- _Extracted information_:
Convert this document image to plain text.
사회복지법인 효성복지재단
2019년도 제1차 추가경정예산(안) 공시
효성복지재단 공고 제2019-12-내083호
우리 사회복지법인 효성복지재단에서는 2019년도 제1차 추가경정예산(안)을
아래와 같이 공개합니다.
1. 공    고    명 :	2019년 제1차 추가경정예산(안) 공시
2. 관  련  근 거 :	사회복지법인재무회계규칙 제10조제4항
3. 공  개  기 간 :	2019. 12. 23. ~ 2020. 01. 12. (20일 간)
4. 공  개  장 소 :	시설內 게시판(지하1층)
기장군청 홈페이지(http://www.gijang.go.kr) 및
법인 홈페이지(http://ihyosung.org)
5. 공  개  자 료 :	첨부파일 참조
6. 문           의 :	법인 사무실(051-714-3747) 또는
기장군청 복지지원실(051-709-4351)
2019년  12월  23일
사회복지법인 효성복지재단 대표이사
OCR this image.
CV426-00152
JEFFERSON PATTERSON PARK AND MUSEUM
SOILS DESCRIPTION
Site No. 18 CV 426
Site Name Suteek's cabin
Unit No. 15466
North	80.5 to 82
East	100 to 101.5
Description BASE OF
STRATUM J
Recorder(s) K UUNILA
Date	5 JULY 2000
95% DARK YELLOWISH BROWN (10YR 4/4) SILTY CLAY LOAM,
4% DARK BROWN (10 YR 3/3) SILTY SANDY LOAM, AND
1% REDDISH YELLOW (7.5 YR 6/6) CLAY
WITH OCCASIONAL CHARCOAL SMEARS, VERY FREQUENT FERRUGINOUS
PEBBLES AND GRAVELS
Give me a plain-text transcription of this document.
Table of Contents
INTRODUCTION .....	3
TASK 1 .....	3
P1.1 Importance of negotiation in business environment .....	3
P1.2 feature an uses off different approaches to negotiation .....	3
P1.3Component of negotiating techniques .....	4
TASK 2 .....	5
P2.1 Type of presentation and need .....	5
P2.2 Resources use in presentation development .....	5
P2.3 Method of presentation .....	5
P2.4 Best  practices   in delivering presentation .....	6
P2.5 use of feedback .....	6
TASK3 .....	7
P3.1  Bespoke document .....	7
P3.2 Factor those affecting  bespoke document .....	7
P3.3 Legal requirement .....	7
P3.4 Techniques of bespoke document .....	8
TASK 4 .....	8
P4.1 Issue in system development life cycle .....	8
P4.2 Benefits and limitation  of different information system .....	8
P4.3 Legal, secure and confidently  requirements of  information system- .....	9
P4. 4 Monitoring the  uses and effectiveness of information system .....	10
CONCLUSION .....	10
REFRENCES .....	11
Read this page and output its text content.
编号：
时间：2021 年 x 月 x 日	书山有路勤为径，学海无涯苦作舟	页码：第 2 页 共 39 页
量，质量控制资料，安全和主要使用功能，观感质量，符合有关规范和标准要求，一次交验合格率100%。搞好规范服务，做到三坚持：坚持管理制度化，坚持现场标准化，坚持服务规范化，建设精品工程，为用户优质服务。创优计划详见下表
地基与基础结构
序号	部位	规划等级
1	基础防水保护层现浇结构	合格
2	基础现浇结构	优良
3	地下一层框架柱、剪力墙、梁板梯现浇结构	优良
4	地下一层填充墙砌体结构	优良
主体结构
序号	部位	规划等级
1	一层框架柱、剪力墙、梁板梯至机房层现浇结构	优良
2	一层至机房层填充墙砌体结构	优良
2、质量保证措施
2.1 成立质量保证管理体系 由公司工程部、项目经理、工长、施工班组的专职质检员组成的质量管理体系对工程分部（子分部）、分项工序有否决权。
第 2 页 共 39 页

- _What to work on_: Each line containing the word "Legal" counts once; report the total alone.

- _Exercise output_: 2